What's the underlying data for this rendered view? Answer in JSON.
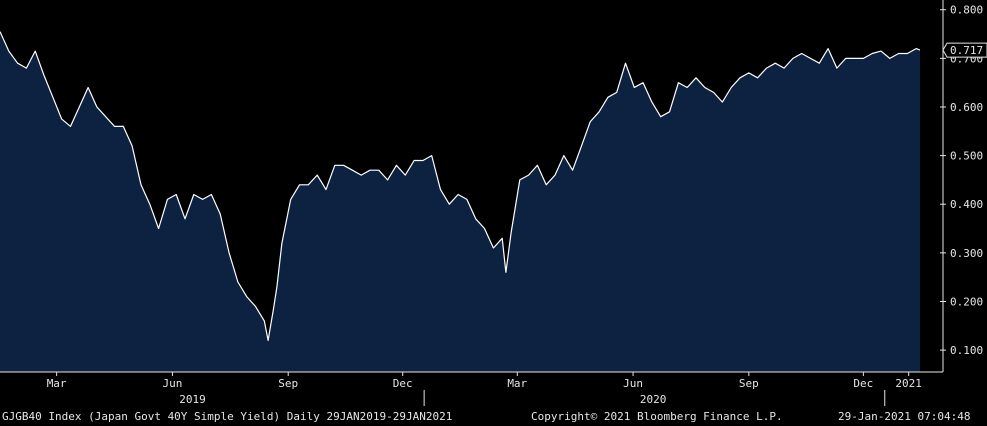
{
  "chart_data": {
    "type": "area",
    "title": "",
    "xlabel": "",
    "ylabel": "",
    "ylim": [
      0.055,
      0.82
    ],
    "xlim": [
      "2019-01-29",
      "2021-01-29"
    ],
    "yticks": [
      0.1,
      0.2,
      0.3,
      0.4,
      0.5,
      0.6,
      0.7,
      0.8
    ],
    "ytick_labels": [
      "0.100",
      "0.200",
      "0.300",
      "0.400",
      "0.500",
      "0.600",
      "0.700",
      "0.800"
    ],
    "month_ticks": [
      {
        "date": "2019-03-15",
        "label": "Mar"
      },
      {
        "date": "2019-06-15",
        "label": "Jun"
      },
      {
        "date": "2019-09-15",
        "label": "Sep"
      },
      {
        "date": "2019-12-15",
        "label": "Dec"
      },
      {
        "date": "2020-03-15",
        "label": "Mar"
      },
      {
        "date": "2020-06-15",
        "label": "Jun"
      },
      {
        "date": "2020-09-15",
        "label": "Sep"
      },
      {
        "date": "2020-12-15",
        "label": "Dec"
      },
      {
        "date": "2021-01-20",
        "label": "2021"
      }
    ],
    "year_labels": [
      {
        "date": "2019-07-01",
        "label": "2019"
      },
      {
        "date": "2020-07-01",
        "label": "2020"
      }
    ],
    "year_separators": [
      "2020-01-01",
      "2021-01-01"
    ],
    "last_value_label": "0.717",
    "colors": {
      "fill": "#0d2240",
      "line": "#ffffff",
      "background": "#000000",
      "text": "#e6e6e6"
    },
    "series": [
      {
        "name": "GJGB40 Index",
        "x": [
          "2019-01-29",
          "2019-02-05",
          "2019-02-12",
          "2019-02-19",
          "2019-02-26",
          "2019-03-05",
          "2019-03-12",
          "2019-03-19",
          "2019-03-26",
          "2019-04-02",
          "2019-04-09",
          "2019-04-16",
          "2019-04-23",
          "2019-04-30",
          "2019-05-07",
          "2019-05-14",
          "2019-05-21",
          "2019-05-28",
          "2019-06-04",
          "2019-06-11",
          "2019-06-18",
          "2019-06-25",
          "2019-07-02",
          "2019-07-09",
          "2019-07-16",
          "2019-07-23",
          "2019-07-30",
          "2019-08-06",
          "2019-08-13",
          "2019-08-20",
          "2019-08-27",
          "2019-08-30",
          "2019-09-03",
          "2019-09-06",
          "2019-09-10",
          "2019-09-17",
          "2019-09-24",
          "2019-10-01",
          "2019-10-08",
          "2019-10-15",
          "2019-10-22",
          "2019-10-29",
          "2019-11-05",
          "2019-11-12",
          "2019-11-19",
          "2019-11-26",
          "2019-12-03",
          "2019-12-10",
          "2019-12-17",
          "2019-12-24",
          "2019-12-31",
          "2020-01-07",
          "2020-01-14",
          "2020-01-21",
          "2020-01-28",
          "2020-02-04",
          "2020-02-11",
          "2020-02-18",
          "2020-02-25",
          "2020-03-03",
          "2020-03-06",
          "2020-03-10",
          "2020-03-17",
          "2020-03-24",
          "2020-03-31",
          "2020-04-07",
          "2020-04-14",
          "2020-04-21",
          "2020-04-28",
          "2020-05-05",
          "2020-05-12",
          "2020-05-19",
          "2020-05-26",
          "2020-06-02",
          "2020-06-09",
          "2020-06-16",
          "2020-06-23",
          "2020-06-30",
          "2020-07-07",
          "2020-07-14",
          "2020-07-21",
          "2020-07-28",
          "2020-08-04",
          "2020-08-11",
          "2020-08-18",
          "2020-08-25",
          "2020-09-01",
          "2020-09-08",
          "2020-09-15",
          "2020-09-22",
          "2020-09-29",
          "2020-10-06",
          "2020-10-13",
          "2020-10-20",
          "2020-10-27",
          "2020-11-03",
          "2020-11-10",
          "2020-11-17",
          "2020-11-24",
          "2020-12-01",
          "2020-12-08",
          "2020-12-15",
          "2020-12-22",
          "2020-12-29",
          "2021-01-05",
          "2021-01-12",
          "2021-01-19",
          "2021-01-26",
          "2021-01-29"
        ],
        "values": [
          0.755,
          0.715,
          0.69,
          0.68,
          0.715,
          0.665,
          0.62,
          0.575,
          0.56,
          0.6,
          0.64,
          0.6,
          0.58,
          0.56,
          0.56,
          0.52,
          0.44,
          0.4,
          0.35,
          0.41,
          0.42,
          0.37,
          0.42,
          0.41,
          0.42,
          0.38,
          0.3,
          0.24,
          0.21,
          0.19,
          0.16,
          0.12,
          0.18,
          0.23,
          0.32,
          0.41,
          0.44,
          0.44,
          0.46,
          0.43,
          0.48,
          0.48,
          0.47,
          0.46,
          0.47,
          0.47,
          0.45,
          0.48,
          0.46,
          0.49,
          0.49,
          0.5,
          0.43,
          0.4,
          0.42,
          0.41,
          0.37,
          0.35,
          0.31,
          0.33,
          0.26,
          0.34,
          0.45,
          0.46,
          0.48,
          0.44,
          0.46,
          0.5,
          0.47,
          0.52,
          0.57,
          0.59,
          0.62,
          0.63,
          0.69,
          0.64,
          0.65,
          0.61,
          0.58,
          0.59,
          0.65,
          0.64,
          0.66,
          0.64,
          0.63,
          0.61,
          0.64,
          0.66,
          0.67,
          0.66,
          0.68,
          0.69,
          0.68,
          0.7,
          0.71,
          0.7,
          0.69,
          0.72,
          0.68,
          0.7,
          0.7,
          0.7,
          0.71,
          0.715,
          0.7,
          0.71,
          0.71,
          0.72,
          0.717
        ]
      }
    ]
  },
  "footer": {
    "left": "GJGB40 Index (Japan Govt 40Y Simple Yield)  Daily 29JAN2019-29JAN2021",
    "center": "Copyright© 2021 Bloomberg Finance L.P.",
    "right": "29-Jan-2021 07:04:48"
  }
}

# [Problem to work on]
Exclude the images and reproduce the remaining data exactly.

# [Response for this exercise]
What's the underlying data for this rendered view? Answer in JSON.
{
  "chart_data": {
    "type": "area",
    "title": "",
    "xlabel": "",
    "ylabel": "",
    "ylim": [
      0.055,
      0.82
    ],
    "xlim": [
      "2019-01-29",
      "2021-01-29"
    ],
    "yticks": [
      0.1,
      0.2,
      0.3,
      0.4,
      0.5,
      0.6,
      0.7,
      0.8
    ],
    "ytick_labels": [
      "0.100",
      "0.200",
      "0.300",
      "0.400",
      "0.500",
      "0.600",
      "0.700",
      "0.800"
    ],
    "month_ticks": [
      {
        "date": "2019-03-15",
        "label": "Mar"
      },
      {
        "date": "2019-06-15",
        "label": "Jun"
      },
      {
        "date": "2019-09-15",
        "label": "Sep"
      },
      {
        "date": "2019-12-15",
        "label": "Dec"
      },
      {
        "date": "2020-03-15",
        "label": "Mar"
      },
      {
        "date": "2020-06-15",
        "label": "Jun"
      },
      {
        "date": "2020-09-15",
        "label": "Sep"
      },
      {
        "date": "2020-12-15",
        "label": "Dec"
      },
      {
        "date": "2021-01-20",
        "label": "2021"
      }
    ],
    "year_labels": [
      {
        "date": "2019-07-01",
        "label": "2019"
      },
      {
        "date": "2020-07-01",
        "label": "2020"
      }
    ],
    "year_separators": [
      "2020-01-01",
      "2021-01-01"
    ],
    "last_value_label": "0.717",
    "colors": {
      "fill": "#0d2240",
      "line": "#ffffff",
      "background": "#000000",
      "text": "#e6e6e6"
    },
    "series": [
      {
        "name": "GJGB40 Index",
        "x": [
          "2019-01-29",
          "2019-02-05",
          "2019-02-12",
          "2019-02-19",
          "2019-02-26",
          "2019-03-05",
          "2019-03-12",
          "2019-03-19",
          "2019-03-26",
          "2019-04-02",
          "2019-04-09",
          "2019-04-16",
          "2019-04-23",
          "2019-04-30",
          "2019-05-07",
          "2019-05-14",
          "2019-05-21",
          "2019-05-28",
          "2019-06-04",
          "2019-06-11",
          "2019-06-18",
          "2019-06-25",
          "2019-07-02",
          "2019-07-09",
          "2019-07-16",
          "2019-07-23",
          "2019-07-30",
          "2019-08-06",
          "2019-08-13",
          "2019-08-20",
          "2019-08-27",
          "2019-08-30",
          "2019-09-03",
          "2019-09-06",
          "2019-09-10",
          "2019-09-17",
          "2019-09-24",
          "2019-10-01",
          "2019-10-08",
          "2019-10-15",
          "2019-10-22",
          "2019-10-29",
          "2019-11-05",
          "2019-11-12",
          "2019-11-19",
          "2019-11-26",
          "2019-12-03",
          "2019-12-10",
          "2019-12-17",
          "2019-12-24",
          "2019-12-31",
          "2020-01-07",
          "2020-01-14",
          "2020-01-21",
          "2020-01-28",
          "2020-02-04",
          "2020-02-11",
          "2020-02-18",
          "2020-02-25",
          "2020-03-03",
          "2020-03-06",
          "2020-03-10",
          "2020-03-17",
          "2020-03-24",
          "2020-03-31",
          "2020-04-07",
          "2020-04-14",
          "2020-04-21",
          "2020-04-28",
          "2020-05-05",
          "2020-05-12",
          "2020-05-19",
          "2020-05-26",
          "2020-06-02",
          "2020-06-09",
          "2020-06-16",
          "2020-06-23",
          "2020-06-30",
          "2020-07-07",
          "2020-07-14",
          "2020-07-21",
          "2020-07-28",
          "2020-08-04",
          "2020-08-11",
          "2020-08-18",
          "2020-08-25",
          "2020-09-01",
          "2020-09-08",
          "2020-09-15",
          "2020-09-22",
          "2020-09-29",
          "2020-10-06",
          "2020-10-13",
          "2020-10-20",
          "2020-10-27",
          "2020-11-03",
          "2020-11-10",
          "2020-11-17",
          "2020-11-24",
          "2020-12-01",
          "2020-12-08",
          "2020-12-15",
          "2020-12-22",
          "2020-12-29",
          "2021-01-05",
          "2021-01-12",
          "2021-01-19",
          "2021-01-26",
          "2021-01-29"
        ],
        "values": [
          0.755,
          0.715,
          0.69,
          0.68,
          0.715,
          0.665,
          0.62,
          0.575,
          0.56,
          0.6,
          0.64,
          0.6,
          0.58,
          0.56,
          0.56,
          0.52,
          0.44,
          0.4,
          0.35,
          0.41,
          0.42,
          0.37,
          0.42,
          0.41,
          0.42,
          0.38,
          0.3,
          0.24,
          0.21,
          0.19,
          0.16,
          0.12,
          0.18,
          0.23,
          0.32,
          0.41,
          0.44,
          0.44,
          0.46,
          0.43,
          0.48,
          0.48,
          0.47,
          0.46,
          0.47,
          0.47,
          0.45,
          0.48,
          0.46,
          0.49,
          0.49,
          0.5,
          0.43,
          0.4,
          0.42,
          0.41,
          0.37,
          0.35,
          0.31,
          0.33,
          0.26,
          0.34,
          0.45,
          0.46,
          0.48,
          0.44,
          0.46,
          0.5,
          0.47,
          0.52,
          0.57,
          0.59,
          0.62,
          0.63,
          0.69,
          0.64,
          0.65,
          0.61,
          0.58,
          0.59,
          0.65,
          0.64,
          0.66,
          0.64,
          0.63,
          0.61,
          0.64,
          0.66,
          0.67,
          0.66,
          0.68,
          0.69,
          0.68,
          0.7,
          0.71,
          0.7,
          0.69,
          0.72,
          0.68,
          0.7,
          0.7,
          0.7,
          0.71,
          0.715,
          0.7,
          0.71,
          0.71,
          0.72,
          0.717
        ]
      }
    ]
  },
  "footer": {
    "left": "GJGB40 Index (Japan Govt 40Y Simple Yield)  Daily 29JAN2019-29JAN2021",
    "center": "Copyright© 2021 Bloomberg Finance L.P.",
    "right": "29-Jan-2021 07:04:48"
  }
}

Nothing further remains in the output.